From the records below, pull each line that has "Placement".

**Data for this task**
• • •

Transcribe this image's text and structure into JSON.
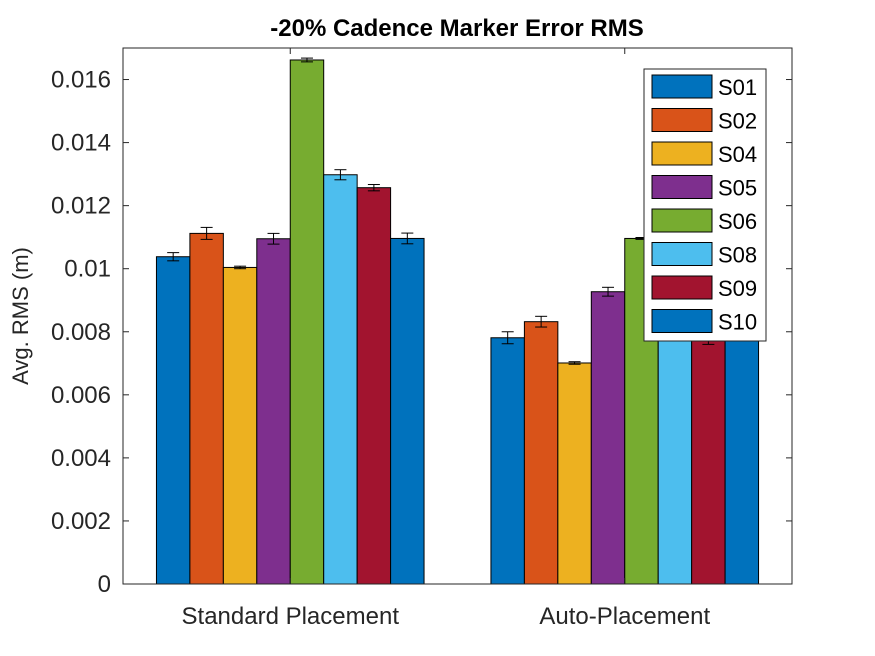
{
  "chart_data": {
    "type": "bar",
    "title": "-20% Cadence Marker Error RMS",
    "xlabel": "",
    "ylabel": "Avg. RMS (m)",
    "ylim": [
      0,
      0.017
    ],
    "yticks": [
      0,
      0.002,
      0.004,
      0.006,
      0.008,
      0.01,
      0.012,
      0.014,
      0.016
    ],
    "ytick_labels": [
      "0",
      "0.002",
      "0.004",
      "0.006",
      "0.008",
      "0.01",
      "0.012",
      "0.014",
      "0.016"
    ],
    "categories": [
      "Standard Placement",
      "Auto-Placement"
    ],
    "series": [
      {
        "name": "S01",
        "color": "#0072BD",
        "values": [
          0.01038,
          0.00781
        ],
        "errors": [
          0.00013,
          0.00019
        ]
      },
      {
        "name": "S02",
        "color": "#D95319",
        "values": [
          0.01112,
          0.00832
        ],
        "errors": [
          0.00019,
          0.00017
        ]
      },
      {
        "name": "S04",
        "color": "#EDB120",
        "values": [
          0.01004,
          0.00701
        ],
        "errors": [
          4e-05,
          4e-05
        ]
      },
      {
        "name": "S05",
        "color": "#7E2F8E",
        "values": [
          0.01095,
          0.00927
        ],
        "errors": [
          0.00017,
          0.00014
        ]
      },
      {
        "name": "S06",
        "color": "#77AC30",
        "values": [
          0.01662,
          0.01096
        ],
        "errors": [
          6e-05,
          3e-05
        ]
      },
      {
        "name": "S08",
        "color": "#4DBEEE",
        "values": [
          0.01298,
          0.009
        ],
        "errors": [
          0.00016,
          0.0001
        ]
      },
      {
        "name": "S09",
        "color": "#A2142F",
        "values": [
          0.01257,
          0.00775
        ],
        "errors": [
          0.0001,
          0.00015
        ]
      },
      {
        "name": "S10",
        "color": "#0072BD",
        "values": [
          0.01096,
          0.009
        ],
        "errors": [
          0.00017,
          0.0001
        ]
      }
    ],
    "legend_position": "top-right",
    "grid": false
  }
}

• • •

**Expected answer**
      "Standard Placement",
      "Auto-Placement"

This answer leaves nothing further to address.